> _STATED PROBLEM_: Reproduce every line of the records below verbatim, omitting the pictures.

> _DATASET CONTENT_:
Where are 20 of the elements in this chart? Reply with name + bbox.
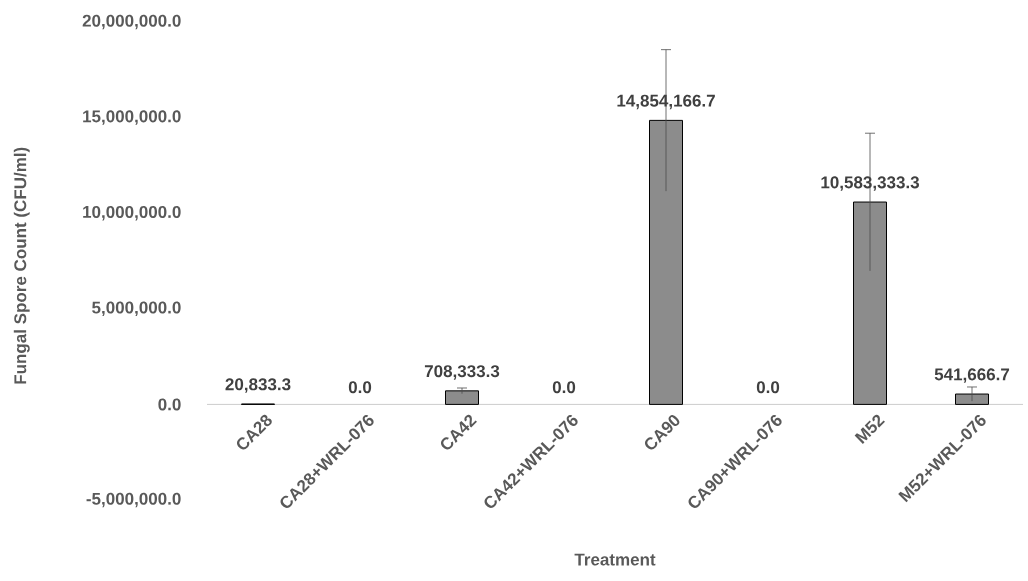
y-tick-label: 5,000,000.0 (92, 301, 181, 317)
y-tick-label: 10,000,000.0 (83, 205, 181, 221)
y-tick-label: 0.0 (158, 398, 181, 411)
y-tick-label: 20,000,000.0 (82, 14, 181, 30)
data-label: 708,333.3 (424, 365, 500, 380)
data-label: 0.0 (552, 381, 576, 394)
bar (853, 201, 887, 405)
data-label: 0.0 (348, 381, 372, 394)
bar (955, 393, 989, 405)
y-tick-label: -5,000,000.0 (86, 492, 181, 508)
data-label: 20,833.3 (225, 378, 291, 393)
x-axis-title: Treatment (574, 553, 656, 566)
y-tick-label: 15,000,000.0 (83, 110, 181, 125)
data-label: 541,666.7 (934, 368, 1010, 383)
data-label: 10,583,333.3 (821, 176, 920, 191)
bar (445, 390, 479, 405)
y-axis-title: Fungal Spore Count (CFU/ml) (13, 147, 30, 384)
data-label: 0.0 (756, 381, 780, 394)
bar (649, 119, 683, 405)
data-label: 14,854,166.7 (617, 94, 715, 110)
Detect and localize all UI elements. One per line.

> _EXERCISE SOLUTION_:
Where are 20 of the elements in this chart? Reply with name + bbox.
y-tick-label: 5,000,000.0 (92, 301, 181, 317)
y-tick-label: 10,000,000.0 (83, 205, 181, 221)
y-tick-label: 0.0 (158, 398, 181, 411)
y-tick-label: 20,000,000.0 (82, 14, 181, 30)
data-label: 708,333.3 (424, 365, 500, 380)
data-label: 0.0 (552, 381, 576, 394)
bar (853, 201, 887, 405)
data-label: 0.0 (348, 381, 372, 394)
bar (955, 393, 989, 405)
y-tick-label: -5,000,000.0 (86, 492, 181, 508)
data-label: 20,833.3 (225, 378, 291, 393)
x-axis-title: Treatment (574, 553, 656, 566)
y-tick-label: 15,000,000.0 (83, 110, 181, 125)
data-label: 541,666.7 (934, 368, 1010, 383)
data-label: 10,583,333.3 (821, 176, 920, 191)
bar (445, 390, 479, 405)
y-axis-title: Fungal Spore Count (CFU/ml) (13, 147, 30, 384)
data-label: 0.0 (756, 381, 780, 394)
bar (649, 119, 683, 405)
data-label: 14,854,166.7 (617, 94, 715, 110)
Detect and localize all UI elements. One per line.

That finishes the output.